Task to carry out -
Which lines of the records contain "могут"? Collect every one of them.
---------- Listed entries ----------
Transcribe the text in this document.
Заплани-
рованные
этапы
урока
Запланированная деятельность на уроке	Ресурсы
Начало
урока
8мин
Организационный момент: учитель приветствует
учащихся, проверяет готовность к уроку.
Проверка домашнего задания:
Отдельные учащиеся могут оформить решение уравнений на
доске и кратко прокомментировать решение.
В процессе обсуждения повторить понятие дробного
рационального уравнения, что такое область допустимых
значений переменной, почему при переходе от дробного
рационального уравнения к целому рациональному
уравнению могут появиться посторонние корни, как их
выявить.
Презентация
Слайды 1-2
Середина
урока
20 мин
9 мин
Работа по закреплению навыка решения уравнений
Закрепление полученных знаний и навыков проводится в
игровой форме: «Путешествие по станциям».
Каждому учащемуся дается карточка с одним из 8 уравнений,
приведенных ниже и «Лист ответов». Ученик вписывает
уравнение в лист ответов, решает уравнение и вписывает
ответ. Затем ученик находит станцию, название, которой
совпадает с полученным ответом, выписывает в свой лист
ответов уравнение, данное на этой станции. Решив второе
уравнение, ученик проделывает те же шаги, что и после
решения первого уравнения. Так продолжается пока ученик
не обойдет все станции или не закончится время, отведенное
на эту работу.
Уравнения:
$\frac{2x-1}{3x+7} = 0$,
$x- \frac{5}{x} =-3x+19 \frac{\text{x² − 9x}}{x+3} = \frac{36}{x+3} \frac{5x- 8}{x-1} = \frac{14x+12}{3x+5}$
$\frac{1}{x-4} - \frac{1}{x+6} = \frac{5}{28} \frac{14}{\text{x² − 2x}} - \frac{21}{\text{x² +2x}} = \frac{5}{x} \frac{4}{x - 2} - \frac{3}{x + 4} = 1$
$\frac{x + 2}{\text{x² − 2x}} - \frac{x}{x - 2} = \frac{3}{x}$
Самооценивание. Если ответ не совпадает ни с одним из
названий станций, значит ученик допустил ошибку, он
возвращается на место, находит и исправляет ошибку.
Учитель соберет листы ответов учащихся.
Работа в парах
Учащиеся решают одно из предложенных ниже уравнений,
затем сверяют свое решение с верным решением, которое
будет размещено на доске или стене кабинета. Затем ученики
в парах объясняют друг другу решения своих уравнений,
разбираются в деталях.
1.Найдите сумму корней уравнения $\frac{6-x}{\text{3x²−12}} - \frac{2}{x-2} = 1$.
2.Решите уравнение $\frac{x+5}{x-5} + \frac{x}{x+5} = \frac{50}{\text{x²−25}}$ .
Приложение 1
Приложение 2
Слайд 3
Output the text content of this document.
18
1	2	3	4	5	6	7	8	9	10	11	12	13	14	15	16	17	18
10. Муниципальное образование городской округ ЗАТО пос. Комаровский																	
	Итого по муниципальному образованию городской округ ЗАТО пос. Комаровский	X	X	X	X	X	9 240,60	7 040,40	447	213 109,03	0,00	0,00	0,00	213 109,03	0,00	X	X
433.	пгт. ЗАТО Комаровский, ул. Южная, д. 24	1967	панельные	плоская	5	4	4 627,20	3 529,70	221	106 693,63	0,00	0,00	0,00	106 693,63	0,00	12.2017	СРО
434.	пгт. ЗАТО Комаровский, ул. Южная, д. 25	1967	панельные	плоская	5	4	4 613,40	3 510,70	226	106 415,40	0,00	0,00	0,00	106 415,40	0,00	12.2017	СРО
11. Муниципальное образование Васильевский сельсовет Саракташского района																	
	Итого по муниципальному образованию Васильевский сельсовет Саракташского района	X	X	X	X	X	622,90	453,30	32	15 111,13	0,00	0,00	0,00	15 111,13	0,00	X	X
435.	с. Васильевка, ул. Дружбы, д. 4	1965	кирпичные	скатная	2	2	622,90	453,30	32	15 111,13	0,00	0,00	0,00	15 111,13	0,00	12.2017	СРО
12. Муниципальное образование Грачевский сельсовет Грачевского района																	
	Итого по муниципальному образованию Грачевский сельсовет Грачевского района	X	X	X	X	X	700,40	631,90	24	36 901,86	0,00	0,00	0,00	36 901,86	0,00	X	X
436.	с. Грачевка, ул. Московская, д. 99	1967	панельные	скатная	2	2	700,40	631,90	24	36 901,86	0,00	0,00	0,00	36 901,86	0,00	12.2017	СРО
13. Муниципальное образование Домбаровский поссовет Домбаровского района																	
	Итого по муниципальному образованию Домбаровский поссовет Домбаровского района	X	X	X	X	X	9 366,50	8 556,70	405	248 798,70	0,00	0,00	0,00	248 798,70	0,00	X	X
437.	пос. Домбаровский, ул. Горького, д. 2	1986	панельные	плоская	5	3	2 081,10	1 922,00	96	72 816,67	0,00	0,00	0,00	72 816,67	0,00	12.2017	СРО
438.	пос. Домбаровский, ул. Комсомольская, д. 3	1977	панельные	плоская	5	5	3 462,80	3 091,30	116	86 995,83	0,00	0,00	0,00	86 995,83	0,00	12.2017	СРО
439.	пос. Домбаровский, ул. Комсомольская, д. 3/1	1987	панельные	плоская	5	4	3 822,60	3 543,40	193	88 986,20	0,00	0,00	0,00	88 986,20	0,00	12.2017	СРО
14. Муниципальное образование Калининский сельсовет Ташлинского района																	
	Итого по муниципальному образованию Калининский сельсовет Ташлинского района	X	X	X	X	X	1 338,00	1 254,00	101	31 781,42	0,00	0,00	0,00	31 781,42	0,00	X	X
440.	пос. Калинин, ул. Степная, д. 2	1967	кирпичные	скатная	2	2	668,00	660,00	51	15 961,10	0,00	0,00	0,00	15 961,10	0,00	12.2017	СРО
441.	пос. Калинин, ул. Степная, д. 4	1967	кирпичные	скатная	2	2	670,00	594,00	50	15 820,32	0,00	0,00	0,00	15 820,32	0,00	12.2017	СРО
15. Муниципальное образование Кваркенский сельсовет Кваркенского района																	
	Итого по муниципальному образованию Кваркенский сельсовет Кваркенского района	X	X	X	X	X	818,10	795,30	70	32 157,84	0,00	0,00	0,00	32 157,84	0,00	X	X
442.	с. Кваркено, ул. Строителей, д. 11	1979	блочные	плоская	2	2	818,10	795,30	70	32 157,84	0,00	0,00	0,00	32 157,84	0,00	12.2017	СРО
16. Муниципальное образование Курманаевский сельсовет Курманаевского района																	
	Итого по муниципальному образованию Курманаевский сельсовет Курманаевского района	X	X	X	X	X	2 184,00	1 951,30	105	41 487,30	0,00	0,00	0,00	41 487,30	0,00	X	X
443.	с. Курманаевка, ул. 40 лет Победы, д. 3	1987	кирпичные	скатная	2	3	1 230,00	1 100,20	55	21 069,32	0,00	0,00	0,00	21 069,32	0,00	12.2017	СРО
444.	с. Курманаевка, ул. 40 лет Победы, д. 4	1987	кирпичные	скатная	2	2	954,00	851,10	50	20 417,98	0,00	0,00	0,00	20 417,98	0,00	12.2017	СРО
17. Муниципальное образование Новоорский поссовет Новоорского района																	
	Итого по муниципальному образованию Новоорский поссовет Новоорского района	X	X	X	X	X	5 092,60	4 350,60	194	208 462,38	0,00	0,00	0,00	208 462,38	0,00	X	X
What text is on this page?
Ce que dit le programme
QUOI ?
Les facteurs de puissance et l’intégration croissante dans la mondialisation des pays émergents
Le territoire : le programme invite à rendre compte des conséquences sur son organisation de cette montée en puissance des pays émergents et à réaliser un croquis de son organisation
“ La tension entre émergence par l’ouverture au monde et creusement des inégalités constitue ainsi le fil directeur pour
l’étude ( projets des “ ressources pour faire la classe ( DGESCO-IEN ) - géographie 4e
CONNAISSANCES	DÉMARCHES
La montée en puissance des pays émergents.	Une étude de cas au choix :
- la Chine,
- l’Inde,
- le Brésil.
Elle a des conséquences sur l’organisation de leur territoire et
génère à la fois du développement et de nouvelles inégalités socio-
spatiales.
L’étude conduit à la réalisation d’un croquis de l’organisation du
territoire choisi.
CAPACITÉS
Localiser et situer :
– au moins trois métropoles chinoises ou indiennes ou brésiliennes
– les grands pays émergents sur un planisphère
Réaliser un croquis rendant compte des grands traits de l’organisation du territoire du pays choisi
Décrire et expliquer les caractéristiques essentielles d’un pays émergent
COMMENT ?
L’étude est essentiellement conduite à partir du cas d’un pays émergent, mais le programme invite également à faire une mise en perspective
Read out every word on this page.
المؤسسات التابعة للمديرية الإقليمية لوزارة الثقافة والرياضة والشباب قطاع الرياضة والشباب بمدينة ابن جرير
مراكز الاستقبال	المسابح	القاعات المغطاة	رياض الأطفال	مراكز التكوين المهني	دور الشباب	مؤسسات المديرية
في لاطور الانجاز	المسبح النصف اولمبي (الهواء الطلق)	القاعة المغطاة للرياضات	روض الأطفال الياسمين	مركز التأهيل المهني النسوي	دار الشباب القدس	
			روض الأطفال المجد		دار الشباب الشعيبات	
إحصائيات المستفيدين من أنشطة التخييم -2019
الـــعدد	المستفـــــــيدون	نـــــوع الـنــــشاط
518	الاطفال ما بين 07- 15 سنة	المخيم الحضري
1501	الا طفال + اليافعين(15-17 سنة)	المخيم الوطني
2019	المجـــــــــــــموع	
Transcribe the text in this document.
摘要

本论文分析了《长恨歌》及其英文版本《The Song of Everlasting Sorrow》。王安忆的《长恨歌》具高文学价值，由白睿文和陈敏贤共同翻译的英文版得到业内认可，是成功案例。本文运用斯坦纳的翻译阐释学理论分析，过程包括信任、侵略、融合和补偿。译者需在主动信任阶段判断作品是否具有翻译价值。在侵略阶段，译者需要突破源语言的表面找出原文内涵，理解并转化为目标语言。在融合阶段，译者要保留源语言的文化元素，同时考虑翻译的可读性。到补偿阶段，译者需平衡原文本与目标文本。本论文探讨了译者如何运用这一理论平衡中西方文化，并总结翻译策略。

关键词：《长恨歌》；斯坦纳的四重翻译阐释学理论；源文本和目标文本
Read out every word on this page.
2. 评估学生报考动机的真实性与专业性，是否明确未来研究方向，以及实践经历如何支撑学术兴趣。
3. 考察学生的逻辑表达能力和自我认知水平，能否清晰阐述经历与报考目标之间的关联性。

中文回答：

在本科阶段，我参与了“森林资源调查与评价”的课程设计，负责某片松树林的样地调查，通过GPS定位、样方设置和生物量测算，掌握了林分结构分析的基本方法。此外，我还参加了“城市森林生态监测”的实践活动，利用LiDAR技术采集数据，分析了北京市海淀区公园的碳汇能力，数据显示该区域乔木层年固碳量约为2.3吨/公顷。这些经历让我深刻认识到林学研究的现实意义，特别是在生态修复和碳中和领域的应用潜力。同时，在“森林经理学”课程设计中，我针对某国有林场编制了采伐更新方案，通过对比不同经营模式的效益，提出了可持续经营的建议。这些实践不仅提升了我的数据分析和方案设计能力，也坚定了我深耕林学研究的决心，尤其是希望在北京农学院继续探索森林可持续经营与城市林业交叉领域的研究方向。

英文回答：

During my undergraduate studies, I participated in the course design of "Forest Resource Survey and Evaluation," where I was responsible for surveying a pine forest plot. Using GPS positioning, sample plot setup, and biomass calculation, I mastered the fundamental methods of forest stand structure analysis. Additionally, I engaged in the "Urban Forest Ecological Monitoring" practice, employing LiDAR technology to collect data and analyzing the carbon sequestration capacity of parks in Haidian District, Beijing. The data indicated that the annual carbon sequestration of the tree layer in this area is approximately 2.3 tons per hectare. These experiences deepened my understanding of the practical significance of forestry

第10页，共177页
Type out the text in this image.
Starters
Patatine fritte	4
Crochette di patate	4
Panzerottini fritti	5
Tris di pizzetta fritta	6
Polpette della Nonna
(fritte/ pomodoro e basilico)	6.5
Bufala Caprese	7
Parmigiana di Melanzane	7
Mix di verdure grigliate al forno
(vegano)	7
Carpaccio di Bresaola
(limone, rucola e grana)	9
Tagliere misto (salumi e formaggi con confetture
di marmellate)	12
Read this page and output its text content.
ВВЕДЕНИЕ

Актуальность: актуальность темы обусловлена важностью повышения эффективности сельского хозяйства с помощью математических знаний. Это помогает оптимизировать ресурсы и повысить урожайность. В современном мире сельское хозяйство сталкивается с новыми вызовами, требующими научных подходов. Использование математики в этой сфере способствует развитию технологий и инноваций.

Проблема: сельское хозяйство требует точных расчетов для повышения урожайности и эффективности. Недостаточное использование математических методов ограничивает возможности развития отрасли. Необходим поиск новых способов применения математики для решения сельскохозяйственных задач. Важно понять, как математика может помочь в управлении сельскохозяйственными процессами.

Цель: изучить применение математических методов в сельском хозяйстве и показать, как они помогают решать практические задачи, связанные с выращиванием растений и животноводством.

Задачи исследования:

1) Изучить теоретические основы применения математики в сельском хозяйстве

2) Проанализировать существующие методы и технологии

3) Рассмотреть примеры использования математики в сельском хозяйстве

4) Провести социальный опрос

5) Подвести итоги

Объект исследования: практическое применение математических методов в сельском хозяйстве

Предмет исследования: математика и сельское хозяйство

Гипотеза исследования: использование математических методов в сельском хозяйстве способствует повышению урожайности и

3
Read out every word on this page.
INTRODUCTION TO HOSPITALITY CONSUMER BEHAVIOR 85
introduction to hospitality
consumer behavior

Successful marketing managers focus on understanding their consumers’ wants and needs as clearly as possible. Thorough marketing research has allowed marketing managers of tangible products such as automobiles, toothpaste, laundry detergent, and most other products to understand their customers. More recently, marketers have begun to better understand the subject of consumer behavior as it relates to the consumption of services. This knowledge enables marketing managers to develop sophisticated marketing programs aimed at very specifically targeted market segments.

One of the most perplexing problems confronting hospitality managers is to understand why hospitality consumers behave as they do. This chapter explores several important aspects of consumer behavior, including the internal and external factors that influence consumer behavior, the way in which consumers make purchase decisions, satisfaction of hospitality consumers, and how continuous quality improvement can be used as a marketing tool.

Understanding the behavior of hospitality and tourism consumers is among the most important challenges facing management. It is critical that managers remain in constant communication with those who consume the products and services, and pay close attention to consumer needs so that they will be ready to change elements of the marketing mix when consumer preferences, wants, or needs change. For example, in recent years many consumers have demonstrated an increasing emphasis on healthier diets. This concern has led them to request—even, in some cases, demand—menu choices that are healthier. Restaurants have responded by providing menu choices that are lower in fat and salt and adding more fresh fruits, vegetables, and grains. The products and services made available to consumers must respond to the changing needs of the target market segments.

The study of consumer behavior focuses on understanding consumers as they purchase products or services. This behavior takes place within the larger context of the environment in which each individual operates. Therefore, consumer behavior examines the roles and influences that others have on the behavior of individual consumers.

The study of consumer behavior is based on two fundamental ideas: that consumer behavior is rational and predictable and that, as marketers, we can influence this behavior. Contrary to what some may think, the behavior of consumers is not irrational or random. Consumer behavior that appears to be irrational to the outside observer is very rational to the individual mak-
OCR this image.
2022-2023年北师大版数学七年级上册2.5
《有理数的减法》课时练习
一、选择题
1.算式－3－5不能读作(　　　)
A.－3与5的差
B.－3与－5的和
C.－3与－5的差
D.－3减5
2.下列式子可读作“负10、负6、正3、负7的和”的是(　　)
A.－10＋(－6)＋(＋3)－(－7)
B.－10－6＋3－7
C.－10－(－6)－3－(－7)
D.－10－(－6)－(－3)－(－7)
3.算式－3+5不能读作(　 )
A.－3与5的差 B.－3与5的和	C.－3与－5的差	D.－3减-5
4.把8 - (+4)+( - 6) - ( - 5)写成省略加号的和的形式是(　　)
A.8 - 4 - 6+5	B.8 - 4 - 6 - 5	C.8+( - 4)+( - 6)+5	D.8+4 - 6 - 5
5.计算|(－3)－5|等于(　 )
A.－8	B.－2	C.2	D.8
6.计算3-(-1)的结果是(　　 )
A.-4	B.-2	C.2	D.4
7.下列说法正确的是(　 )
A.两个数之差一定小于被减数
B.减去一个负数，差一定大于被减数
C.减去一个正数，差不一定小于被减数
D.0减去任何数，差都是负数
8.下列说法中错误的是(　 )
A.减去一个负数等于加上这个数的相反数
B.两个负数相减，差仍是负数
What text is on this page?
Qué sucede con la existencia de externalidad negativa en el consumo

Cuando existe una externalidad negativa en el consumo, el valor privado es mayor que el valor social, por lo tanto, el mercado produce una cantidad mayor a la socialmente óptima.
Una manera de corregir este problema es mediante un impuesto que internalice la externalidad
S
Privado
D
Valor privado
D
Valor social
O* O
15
----------
Written reply -
Отдельные учащиеся могут оформить решение уравнений на
уравнению могут появиться посторонние корни, как их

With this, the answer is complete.